● **Given task**
Every record should be written out exactly, with the pictures left out.

● **Structured figure records**
★ ★ ★ ★ ★ ★ ★
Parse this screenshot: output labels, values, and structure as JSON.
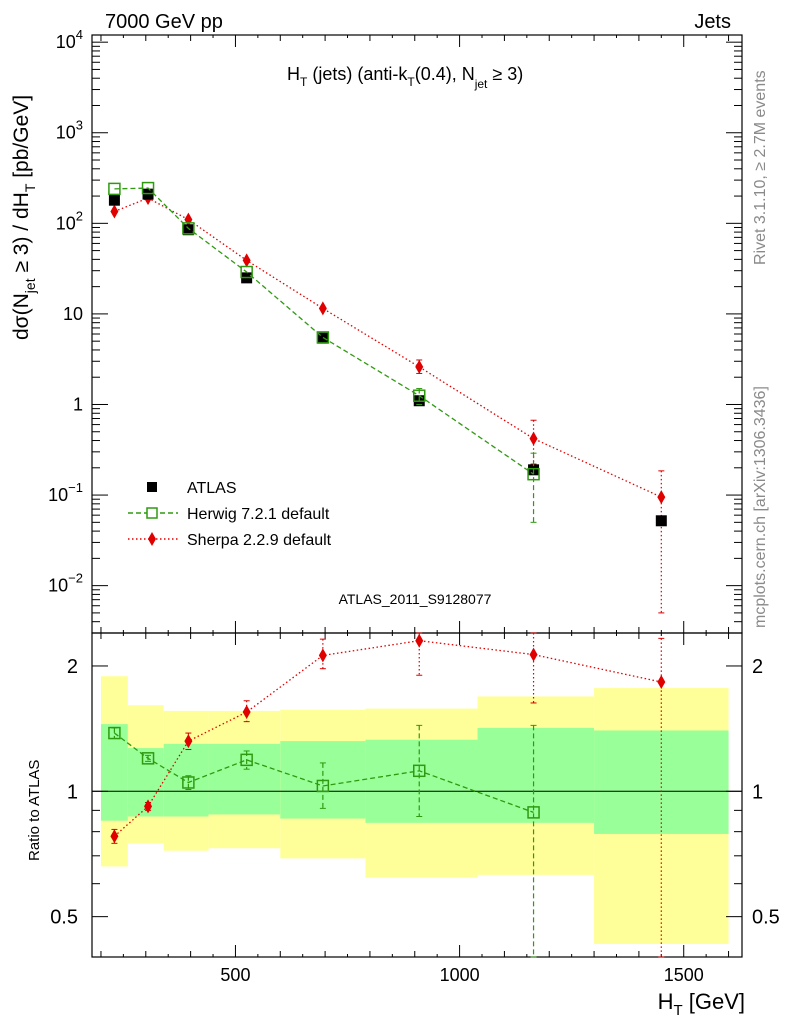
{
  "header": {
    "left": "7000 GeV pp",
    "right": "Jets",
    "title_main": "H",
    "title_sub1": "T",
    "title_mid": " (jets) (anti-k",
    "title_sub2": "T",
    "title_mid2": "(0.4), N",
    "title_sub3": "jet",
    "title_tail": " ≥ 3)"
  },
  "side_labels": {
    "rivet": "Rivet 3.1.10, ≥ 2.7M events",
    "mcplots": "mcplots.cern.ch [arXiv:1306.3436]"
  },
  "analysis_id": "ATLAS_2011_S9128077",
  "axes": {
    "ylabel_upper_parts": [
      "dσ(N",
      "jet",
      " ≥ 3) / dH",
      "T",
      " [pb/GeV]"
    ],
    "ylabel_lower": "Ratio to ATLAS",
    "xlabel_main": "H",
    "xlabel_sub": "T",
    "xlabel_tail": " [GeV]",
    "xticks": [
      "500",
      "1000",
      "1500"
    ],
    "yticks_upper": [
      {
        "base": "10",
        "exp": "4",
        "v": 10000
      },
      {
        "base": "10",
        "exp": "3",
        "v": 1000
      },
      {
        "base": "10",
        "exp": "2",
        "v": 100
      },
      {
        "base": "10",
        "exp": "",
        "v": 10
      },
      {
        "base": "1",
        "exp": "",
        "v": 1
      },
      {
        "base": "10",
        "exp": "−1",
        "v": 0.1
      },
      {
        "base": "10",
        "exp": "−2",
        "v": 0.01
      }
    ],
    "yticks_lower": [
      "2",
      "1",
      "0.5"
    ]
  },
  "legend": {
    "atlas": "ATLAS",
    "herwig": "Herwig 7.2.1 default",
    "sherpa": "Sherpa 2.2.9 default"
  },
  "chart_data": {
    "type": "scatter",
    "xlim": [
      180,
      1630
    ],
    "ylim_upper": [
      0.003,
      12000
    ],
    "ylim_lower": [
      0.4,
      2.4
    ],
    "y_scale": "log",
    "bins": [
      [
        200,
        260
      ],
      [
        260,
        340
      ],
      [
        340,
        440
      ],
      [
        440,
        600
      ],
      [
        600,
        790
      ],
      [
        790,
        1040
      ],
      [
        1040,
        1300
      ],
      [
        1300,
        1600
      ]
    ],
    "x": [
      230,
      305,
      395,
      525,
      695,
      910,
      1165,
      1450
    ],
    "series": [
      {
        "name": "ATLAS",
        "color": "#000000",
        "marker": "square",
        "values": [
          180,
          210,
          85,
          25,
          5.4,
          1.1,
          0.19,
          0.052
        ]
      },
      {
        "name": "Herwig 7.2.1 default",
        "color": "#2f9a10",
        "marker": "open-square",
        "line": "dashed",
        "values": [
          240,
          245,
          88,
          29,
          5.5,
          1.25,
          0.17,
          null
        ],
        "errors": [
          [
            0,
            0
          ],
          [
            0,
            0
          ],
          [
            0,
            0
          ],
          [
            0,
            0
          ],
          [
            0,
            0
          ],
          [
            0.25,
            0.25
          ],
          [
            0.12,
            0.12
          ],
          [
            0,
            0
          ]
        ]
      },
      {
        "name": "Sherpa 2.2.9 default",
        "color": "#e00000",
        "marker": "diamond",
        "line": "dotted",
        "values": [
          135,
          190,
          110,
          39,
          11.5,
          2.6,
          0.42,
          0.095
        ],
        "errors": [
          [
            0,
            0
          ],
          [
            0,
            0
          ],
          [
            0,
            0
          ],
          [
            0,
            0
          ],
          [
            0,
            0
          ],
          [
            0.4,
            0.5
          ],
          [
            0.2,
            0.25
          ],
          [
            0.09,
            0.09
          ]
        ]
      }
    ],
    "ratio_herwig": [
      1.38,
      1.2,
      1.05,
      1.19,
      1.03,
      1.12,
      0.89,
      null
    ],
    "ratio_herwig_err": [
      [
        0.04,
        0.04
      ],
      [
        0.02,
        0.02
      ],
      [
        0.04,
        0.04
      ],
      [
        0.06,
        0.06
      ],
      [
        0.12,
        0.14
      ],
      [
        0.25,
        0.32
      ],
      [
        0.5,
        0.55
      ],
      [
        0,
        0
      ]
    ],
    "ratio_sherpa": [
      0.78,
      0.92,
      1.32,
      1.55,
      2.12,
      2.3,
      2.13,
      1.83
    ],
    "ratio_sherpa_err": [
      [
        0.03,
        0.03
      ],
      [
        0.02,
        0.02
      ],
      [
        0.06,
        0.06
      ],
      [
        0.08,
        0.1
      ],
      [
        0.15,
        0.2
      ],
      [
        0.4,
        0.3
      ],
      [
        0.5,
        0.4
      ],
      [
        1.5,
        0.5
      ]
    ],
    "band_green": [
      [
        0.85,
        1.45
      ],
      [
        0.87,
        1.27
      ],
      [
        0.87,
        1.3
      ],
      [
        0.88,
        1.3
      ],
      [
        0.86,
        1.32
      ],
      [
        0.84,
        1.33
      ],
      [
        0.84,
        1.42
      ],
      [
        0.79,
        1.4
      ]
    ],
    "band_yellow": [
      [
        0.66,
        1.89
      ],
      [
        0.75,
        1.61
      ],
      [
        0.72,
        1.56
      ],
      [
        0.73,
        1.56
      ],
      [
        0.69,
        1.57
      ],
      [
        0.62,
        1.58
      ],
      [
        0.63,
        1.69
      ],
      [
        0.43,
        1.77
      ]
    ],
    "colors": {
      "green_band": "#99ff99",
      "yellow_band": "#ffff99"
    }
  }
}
★ ★ ★ ★ ★ ★ ★
● **Exercise response**
Parse this screenshot: output labels, values, and structure as JSON.
{
  "header": {
    "left": "7000 GeV pp",
    "right": "Jets",
    "title_main": "H",
    "title_sub1": "T",
    "title_mid": " (jets) (anti-k",
    "title_sub2": "T",
    "title_mid2": "(0.4), N",
    "title_sub3": "jet",
    "title_tail": " ≥ 3)"
  },
  "side_labels": {
    "rivet": "Rivet 3.1.10, ≥ 2.7M events",
    "mcplots": "mcplots.cern.ch [arXiv:1306.3436]"
  },
  "analysis_id": "ATLAS_2011_S9128077",
  "axes": {
    "ylabel_upper_parts": [
      "dσ(N",
      "jet",
      " ≥ 3) / dH",
      "T",
      " [pb/GeV]"
    ],
    "ylabel_lower": "Ratio to ATLAS",
    "xlabel_main": "H",
    "xlabel_sub": "T",
    "xlabel_tail": " [GeV]",
    "xticks": [
      "500",
      "1000",
      "1500"
    ],
    "yticks_upper": [
      {
        "base": "10",
        "exp": "4",
        "v": 10000
      },
      {
        "base": "10",
        "exp": "3",
        "v": 1000
      },
      {
        "base": "10",
        "exp": "2",
        "v": 100
      },
      {
        "base": "10",
        "exp": "",
        "v": 10
      },
      {
        "base": "1",
        "exp": "",
        "v": 1
      },
      {
        "base": "10",
        "exp": "−1",
        "v": 0.1
      },
      {
        "base": "10",
        "exp": "−2",
        "v": 0.01
      }
    ],
    "yticks_lower": [
      "2",
      "1",
      "0.5"
    ]
  },
  "legend": {
    "atlas": "ATLAS",
    "herwig": "Herwig 7.2.1 default",
    "sherpa": "Sherpa 2.2.9 default"
  },
  "chart_data": {
    "type": "scatter",
    "xlim": [
      180,
      1630
    ],
    "ylim_upper": [
      0.003,
      12000
    ],
    "ylim_lower": [
      0.4,
      2.4
    ],
    "y_scale": "log",
    "bins": [
      [
        200,
        260
      ],
      [
        260,
        340
      ],
      [
        340,
        440
      ],
      [
        440,
        600
      ],
      [
        600,
        790
      ],
      [
        790,
        1040
      ],
      [
        1040,
        1300
      ],
      [
        1300,
        1600
      ]
    ],
    "x": [
      230,
      305,
      395,
      525,
      695,
      910,
      1165,
      1450
    ],
    "series": [
      {
        "name": "ATLAS",
        "color": "#000000",
        "marker": "square",
        "values": [
          180,
          210,
          85,
          25,
          5.4,
          1.1,
          0.19,
          0.052
        ]
      },
      {
        "name": "Herwig 7.2.1 default",
        "color": "#2f9a10",
        "marker": "open-square",
        "line": "dashed",
        "values": [
          240,
          245,
          88,
          29,
          5.5,
          1.25,
          0.17,
          null
        ],
        "errors": [
          [
            0,
            0
          ],
          [
            0,
            0
          ],
          [
            0,
            0
          ],
          [
            0,
            0
          ],
          [
            0,
            0
          ],
          [
            0.25,
            0.25
          ],
          [
            0.12,
            0.12
          ],
          [
            0,
            0
          ]
        ]
      },
      {
        "name": "Sherpa 2.2.9 default",
        "color": "#e00000",
        "marker": "diamond",
        "line": "dotted",
        "values": [
          135,
          190,
          110,
          39,
          11.5,
          2.6,
          0.42,
          0.095
        ],
        "errors": [
          [
            0,
            0
          ],
          [
            0,
            0
          ],
          [
            0,
            0
          ],
          [
            0,
            0
          ],
          [
            0,
            0
          ],
          [
            0.4,
            0.5
          ],
          [
            0.2,
            0.25
          ],
          [
            0.09,
            0.09
          ]
        ]
      }
    ],
    "ratio_herwig": [
      1.38,
      1.2,
      1.05,
      1.19,
      1.03,
      1.12,
      0.89,
      null
    ],
    "ratio_herwig_err": [
      [
        0.04,
        0.04
      ],
      [
        0.02,
        0.02
      ],
      [
        0.04,
        0.04
      ],
      [
        0.06,
        0.06
      ],
      [
        0.12,
        0.14
      ],
      [
        0.25,
        0.32
      ],
      [
        0.5,
        0.55
      ],
      [
        0,
        0
      ]
    ],
    "ratio_sherpa": [
      0.78,
      0.92,
      1.32,
      1.55,
      2.12,
      2.3,
      2.13,
      1.83
    ],
    "ratio_sherpa_err": [
      [
        0.03,
        0.03
      ],
      [
        0.02,
        0.02
      ],
      [
        0.06,
        0.06
      ],
      [
        0.08,
        0.1
      ],
      [
        0.15,
        0.2
      ],
      [
        0.4,
        0.3
      ],
      [
        0.5,
        0.4
      ],
      [
        1.5,
        0.5
      ]
    ],
    "band_green": [
      [
        0.85,
        1.45
      ],
      [
        0.87,
        1.27
      ],
      [
        0.87,
        1.3
      ],
      [
        0.88,
        1.3
      ],
      [
        0.86,
        1.32
      ],
      [
        0.84,
        1.33
      ],
      [
        0.84,
        1.42
      ],
      [
        0.79,
        1.4
      ]
    ],
    "band_yellow": [
      [
        0.66,
        1.89
      ],
      [
        0.75,
        1.61
      ],
      [
        0.72,
        1.56
      ],
      [
        0.73,
        1.56
      ],
      [
        0.69,
        1.57
      ],
      [
        0.62,
        1.58
      ],
      [
        0.63,
        1.69
      ],
      [
        0.43,
        1.77
      ]
    ],
    "colors": {
      "green_band": "#99ff99",
      "yellow_band": "#ffff99"
    }
  }
}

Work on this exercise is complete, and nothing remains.